Data extracted from a collection
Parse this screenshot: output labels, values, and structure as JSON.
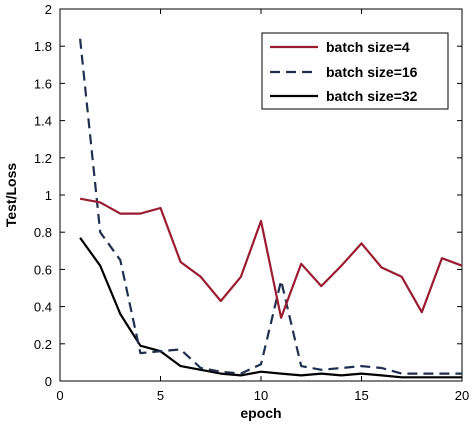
{
  "chart_data": {
    "type": "line",
    "xlabel": "epoch",
    "ylabel": "Test/Loss",
    "xlim": [
      0,
      20
    ],
    "ylim": [
      0,
      2
    ],
    "xticks": [
      0,
      5,
      10,
      15,
      20
    ],
    "yticks": [
      0,
      0.2,
      0.4,
      0.6,
      0.8,
      1,
      1.2,
      1.4,
      1.6,
      1.8,
      2
    ],
    "ytick_labels": [
      "0",
      "0.2",
      "0.4",
      "0.6",
      "0.8",
      "1",
      "1.2",
      "1.4",
      "1.6",
      "1.8",
      "2"
    ],
    "legend_position": "top-right",
    "grid": false,
    "series": [
      {
        "name": "batch size=4",
        "color": "#9b1b30",
        "style": "solid",
        "x": [
          1,
          2,
          3,
          4,
          5,
          6,
          7,
          8,
          9,
          10,
          11,
          12,
          13,
          14,
          15,
          16,
          17,
          18,
          19,
          20
        ],
        "y": [
          0.98,
          0.96,
          0.9,
          0.9,
          0.93,
          0.64,
          0.56,
          0.43,
          0.56,
          0.86,
          0.34,
          0.63,
          0.51,
          0.62,
          0.74,
          0.61,
          0.56,
          0.37,
          0.66,
          0.62
        ]
      },
      {
        "name": "batch size=16",
        "color": "#1f2f4f",
        "style": "dashed",
        "x": [
          1,
          2,
          3,
          4,
          5,
          6,
          7,
          8,
          9,
          10,
          11,
          12,
          13,
          14,
          15,
          16,
          17,
          18,
          19,
          20
        ],
        "y": [
          1.84,
          0.8,
          0.65,
          0.15,
          0.16,
          0.17,
          0.07,
          0.05,
          0.04,
          0.09,
          0.54,
          0.08,
          0.06,
          0.07,
          0.08,
          0.07,
          0.04,
          0.04,
          0.04,
          0.04
        ]
      },
      {
        "name": "batch size=32",
        "color": "#000000",
        "style": "solid",
        "x": [
          1,
          2,
          3,
          4,
          5,
          6,
          7,
          8,
          9,
          10,
          11,
          12,
          13,
          14,
          15,
          16,
          17,
          18,
          19,
          20
        ],
        "y": [
          0.77,
          0.62,
          0.36,
          0.19,
          0.16,
          0.08,
          0.06,
          0.04,
          0.03,
          0.05,
          0.04,
          0.03,
          0.04,
          0.03,
          0.04,
          0.03,
          0.02,
          0.02,
          0.02,
          0.02
        ]
      }
    ]
  }
}
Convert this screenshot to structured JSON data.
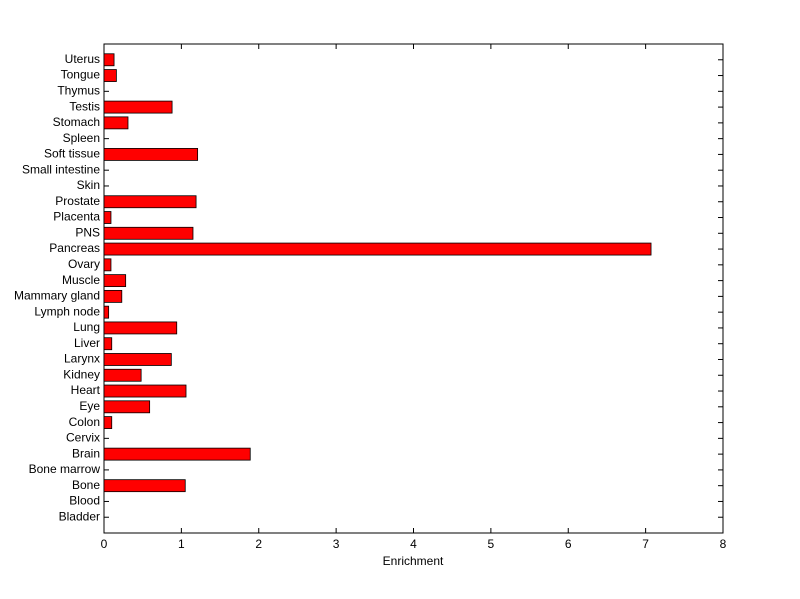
{
  "chart_data": {
    "type": "bar",
    "orientation": "horizontal",
    "x_label": "Enrichment",
    "categories": [
      "Bladder",
      "Blood",
      "Bone",
      "Bone marrow",
      "Brain",
      "Cervix",
      "Colon",
      "Eye",
      "Heart",
      "Kidney",
      "Larynx",
      "Liver",
      "Lung",
      "Lymph node",
      "Mammary gland",
      "Muscle",
      "Ovary",
      "Pancreas",
      "PNS",
      "Placenta",
      "Prostate",
      "Skin",
      "Small intestine",
      "Soft tissue",
      "Spleen",
      "Stomach",
      "Testis",
      "Thymus",
      "Tongue",
      "Uterus"
    ],
    "values": [
      0,
      0,
      1.05,
      0,
      1.89,
      0,
      0.1,
      0.59,
      1.06,
      0.48,
      0.87,
      0.1,
      0.94,
      0.06,
      0.23,
      0.28,
      0.09,
      7.07,
      1.15,
      0.09,
      1.19,
      0,
      0,
      1.21,
      0,
      0.31,
      0.88,
      0,
      0.16,
      0.13
    ],
    "color": "#ff0000",
    "xlim": [
      0,
      8
    ],
    "xticks": [
      0,
      1,
      2,
      3,
      4,
      5,
      6,
      7,
      8
    ]
  }
}
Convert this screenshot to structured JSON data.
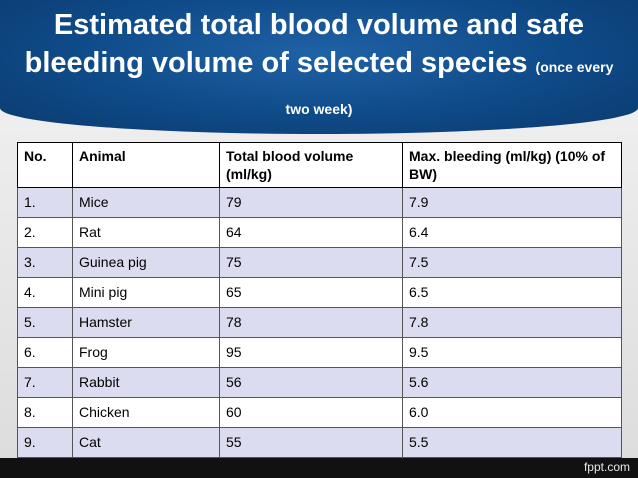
{
  "slide": {
    "title_main": "Estimated total blood volume and safe bleeding volume of selected species",
    "title_sub": "(once every two week)",
    "brand": "fppt.com"
  },
  "table": {
    "headers": [
      "No.",
      "Animal",
      "Total blood volume (ml/kg)",
      "Max. bleeding (ml/kg) (10% of BW)"
    ],
    "rows": [
      [
        "1.",
        "Mice",
        "79",
        "7.9"
      ],
      [
        "2.",
        "Rat",
        "64",
        "6.4"
      ],
      [
        "3.",
        "Guinea pig",
        "75",
        "7.5"
      ],
      [
        "4.",
        "Mini pig",
        "65",
        "6.5"
      ],
      [
        "5.",
        "Hamster",
        "78",
        "7.8"
      ],
      [
        "6.",
        "Frog",
        "95",
        "9.5"
      ],
      [
        "7.",
        "Rabbit",
        "56",
        "5.6"
      ],
      [
        "8.",
        "Chicken",
        "60",
        "6.0"
      ],
      [
        "9.",
        "Cat",
        "55",
        "5.5"
      ]
    ]
  }
}
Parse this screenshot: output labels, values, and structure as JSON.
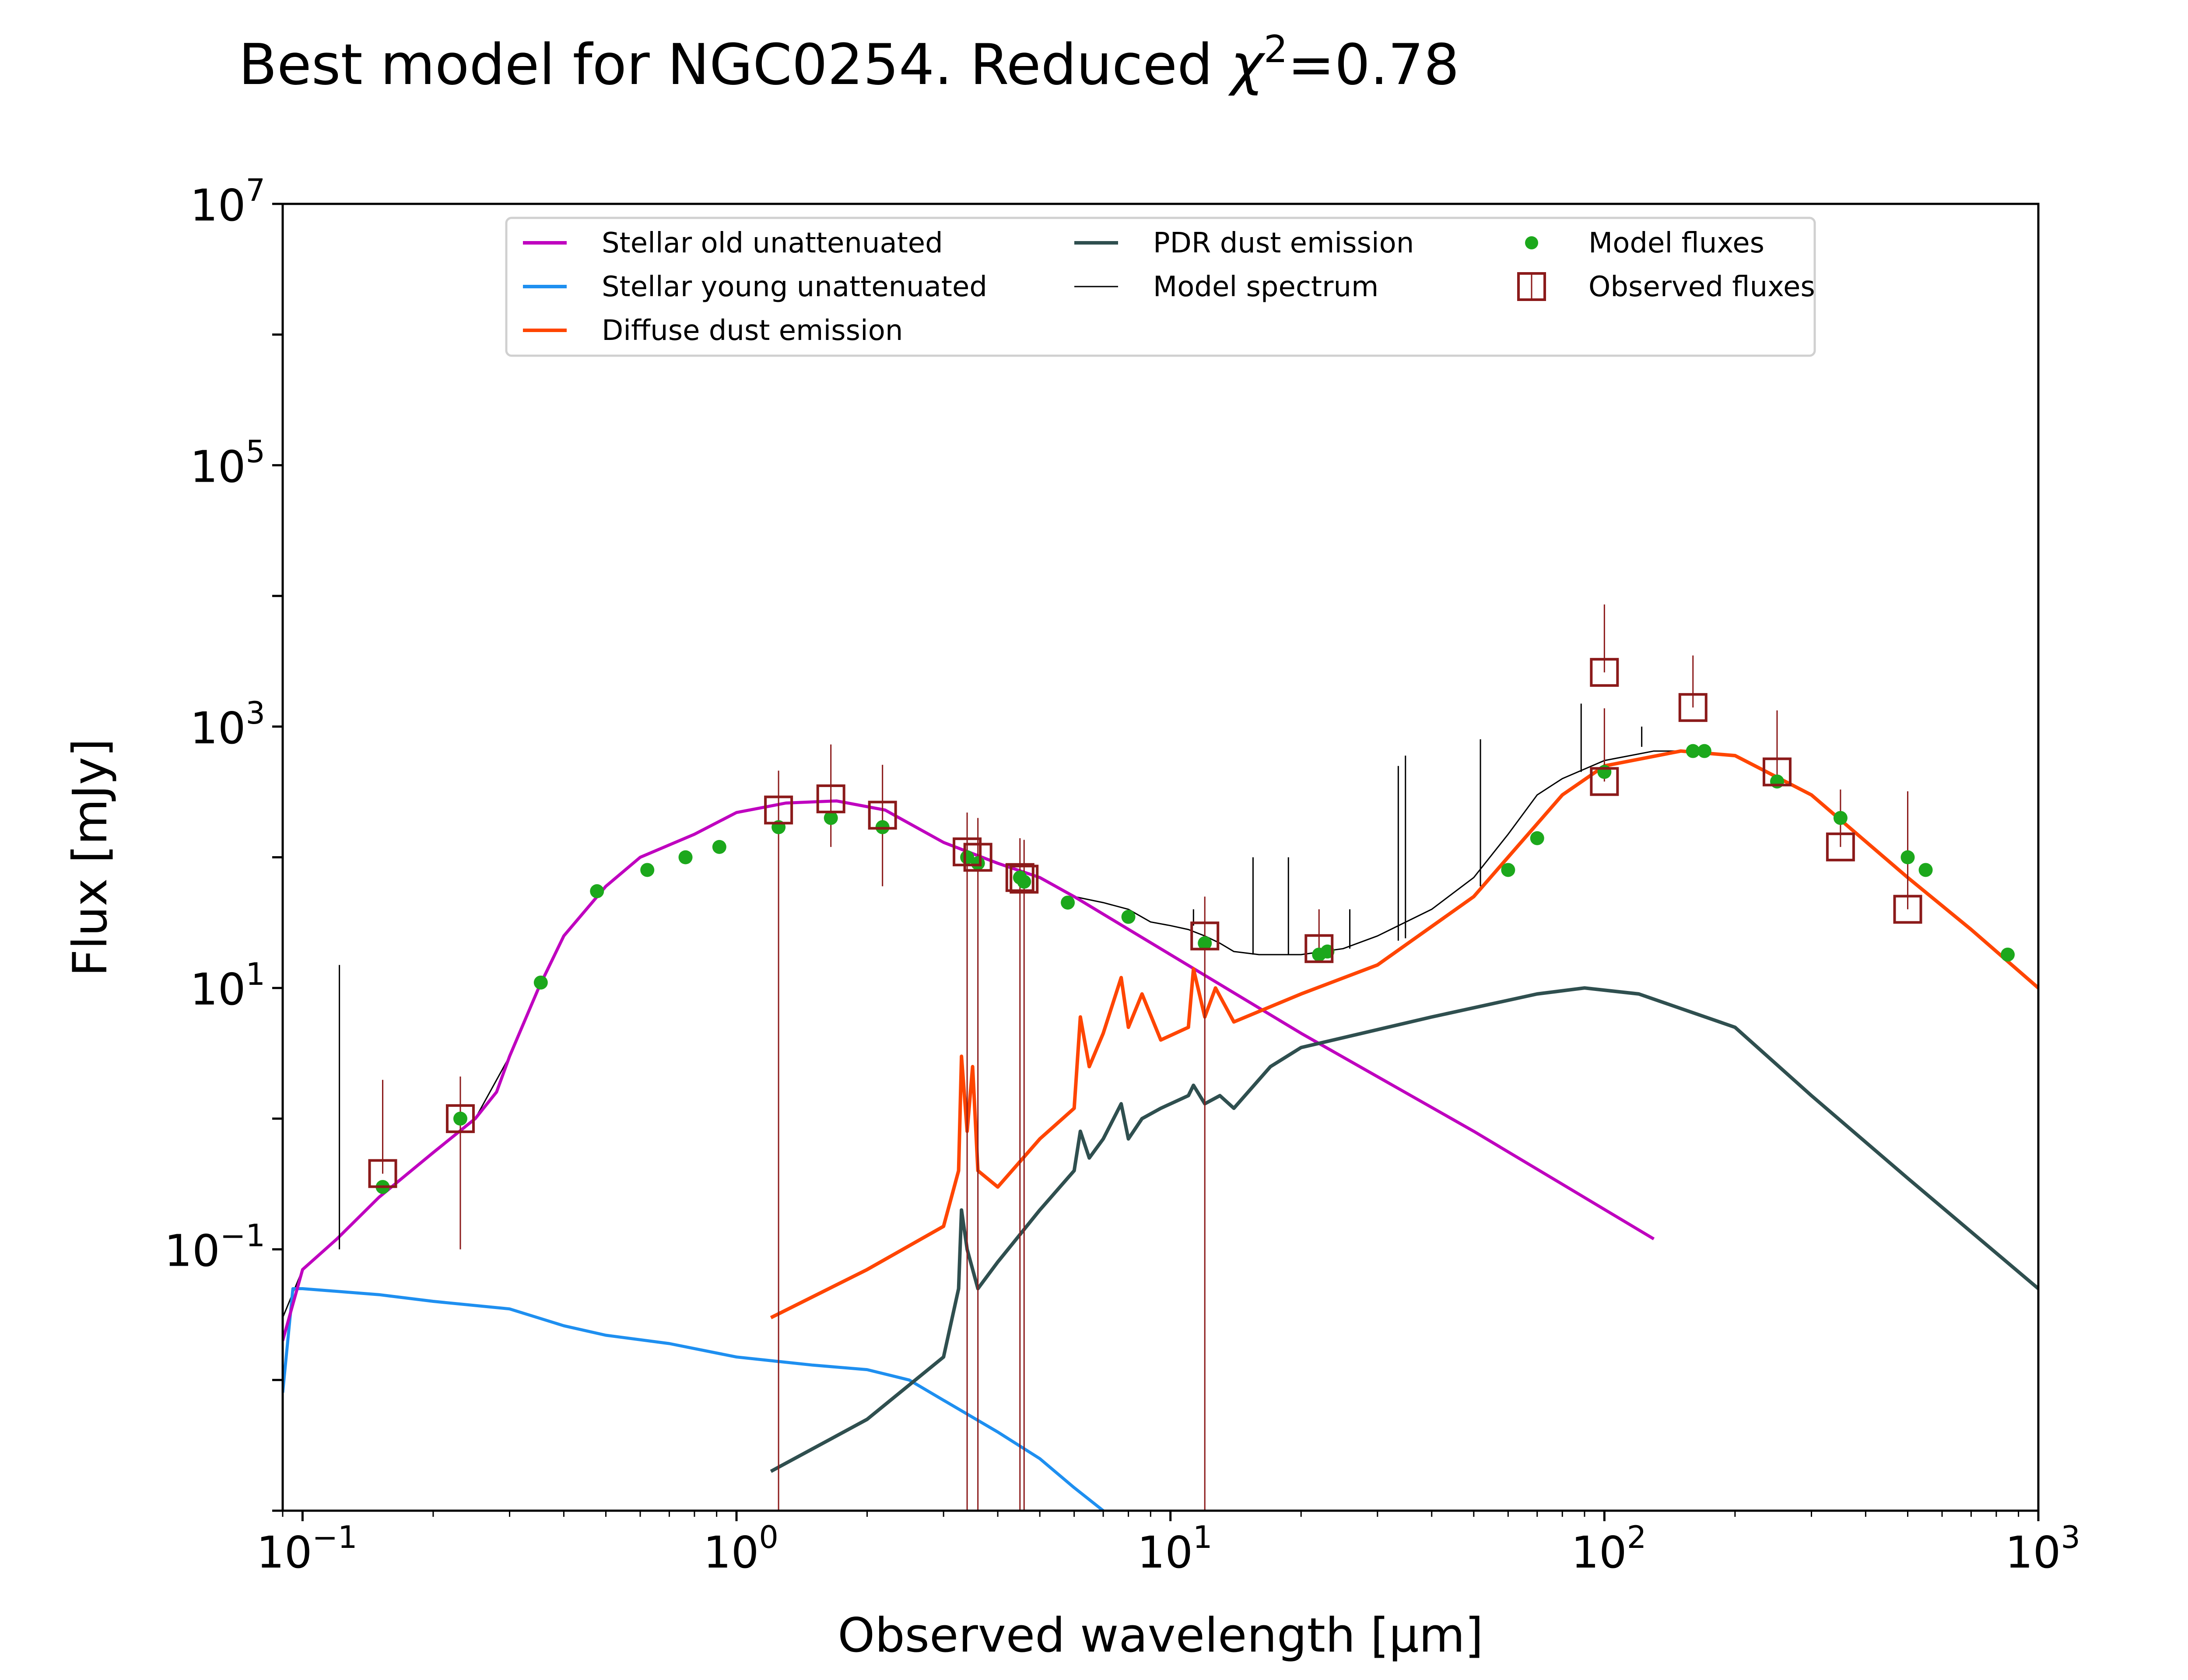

WORK TO BE COMPLETED:
Your task is to set down the records shown above exactly, minus any pictures.

SOLUTION BELOW:
Parse this screenshot: output labels, values, and structure as JSON.
{
  "chart_data": {
    "type": "line",
    "xlabel": "epoch",
    "ylabel": "Test/Loss",
    "xlim": [
      0,
      20
    ],
    "ylim": [
      0,
      2
    ],
    "xticks": [
      0,
      5,
      10,
      15,
      20
    ],
    "yticks": [
      0,
      0.2,
      0.4,
      0.6,
      0.8,
      1,
      1.2,
      1.4,
      1.6,
      1.8,
      2
    ],
    "ytick_labels": [
      "0",
      "0.2",
      "0.4",
      "0.6",
      "0.8",
      "1",
      "1.2",
      "1.4",
      "1.6",
      "1.8",
      "2"
    ],
    "legend_position": "top-right",
    "grid": false,
    "series": [
      {
        "name": "batch size=4",
        "color": "#9b1b30",
        "style": "solid",
        "x": [
          1,
          2,
          3,
          4,
          5,
          6,
          7,
          8,
          9,
          10,
          11,
          12,
          13,
          14,
          15,
          16,
          17,
          18,
          19,
          20
        ],
        "y": [
          0.98,
          0.96,
          0.9,
          0.9,
          0.93,
          0.64,
          0.56,
          0.43,
          0.56,
          0.86,
          0.34,
          0.63,
          0.51,
          0.62,
          0.74,
          0.61,
          0.56,
          0.37,
          0.66,
          0.62
        ]
      },
      {
        "name": "batch size=16",
        "color": "#1f2f4f",
        "style": "dashed",
        "x": [
          1,
          2,
          3,
          4,
          5,
          6,
          7,
          8,
          9,
          10,
          11,
          12,
          13,
          14,
          15,
          16,
          17,
          18,
          19,
          20
        ],
        "y": [
          1.84,
          0.8,
          0.65,
          0.15,
          0.16,
          0.17,
          0.07,
          0.05,
          0.04,
          0.09,
          0.54,
          0.08,
          0.06,
          0.07,
          0.08,
          0.07,
          0.04,
          0.04,
          0.04,
          0.04
        ]
      },
      {
        "name": "batch size=32",
        "color": "#000000",
        "style": "solid",
        "x": [
          1,
          2,
          3,
          4,
          5,
          6,
          7,
          8,
          9,
          10,
          11,
          12,
          13,
          14,
          15,
          16,
          17,
          18,
          19,
          20
        ],
        "y": [
          0.77,
          0.62,
          0.36,
          0.19,
          0.16,
          0.08,
          0.06,
          0.04,
          0.03,
          0.05,
          0.04,
          0.03,
          0.04,
          0.03,
          0.04,
          0.03,
          0.02,
          0.02,
          0.02,
          0.02
        ]
      }
    ]
  }
}
Convert this screenshot to structured JSON data.
{
  "chart_data": {
    "type": "bar",
    "orientation": "horizontal",
    "x_label": "Enrichment",
    "categories": [
      "Bladder",
      "Blood",
      "Bone",
      "Bone marrow",
      "Brain",
      "Cervix",
      "Colon",
      "Eye",
      "Heart",
      "Kidney",
      "Larynx",
      "Liver",
      "Lung",
      "Lymph node",
      "Mammary gland",
      "Muscle",
      "Ovary",
      "Pancreas",
      "PNS",
      "Placenta",
      "Prostate",
      "Skin",
      "Small intestine",
      "Soft tissue",
      "Spleen",
      "Stomach",
      "Testis",
      "Thymus",
      "Tongue",
      "Uterus"
    ],
    "values": [
      0,
      0,
      1.05,
      0,
      1.89,
      0,
      0.1,
      0.59,
      1.06,
      0.48,
      0.87,
      0.1,
      0.94,
      0.06,
      0.23,
      0.28,
      0.09,
      7.07,
      1.15,
      0.09,
      1.19,
      0,
      0,
      1.21,
      0,
      0.31,
      0.88,
      0,
      0.16,
      0.13
    ],
    "color": "#ff0000",
    "xlim": [
      0,
      8
    ],
    "xticks": [
      0,
      1,
      2,
      3,
      4,
      5,
      6,
      7,
      8
    ]
  }
}
Convert this screenshot to structured JSON data.
{
  "slide": {
    "title_main": "Estimated total blood volume and safe bleeding volume of selected species",
    "title_sub": "(once every two week)",
    "brand": "fppt.com"
  },
  "table": {
    "headers": [
      "No.",
      "Animal",
      "Total blood volume (ml/kg)",
      "Max. bleeding (ml/kg) (10% of BW)"
    ],
    "rows": [
      [
        "1.",
        "Mice",
        "79",
        "7.9"
      ],
      [
        "2.",
        "Rat",
        "64",
        "6.4"
      ],
      [
        "3.",
        "Guinea pig",
        "75",
        "7.5"
      ],
      [
        "4.",
        "Mini pig",
        "65",
        "6.5"
      ],
      [
        "5.",
        "Hamster",
        "78",
        "7.8"
      ],
      [
        "6.",
        "Frog",
        "95",
        "9.5"
      ],
      [
        "7.",
        "Rabbit",
        "56",
        "5.6"
      ],
      [
        "8.",
        "Chicken",
        "60",
        "6.0"
      ],
      [
        "9.",
        "Cat",
        "55",
        "5.5"
      ]
    ]
  }
}
Parse this screenshot: output labels, values, and structure as JSON.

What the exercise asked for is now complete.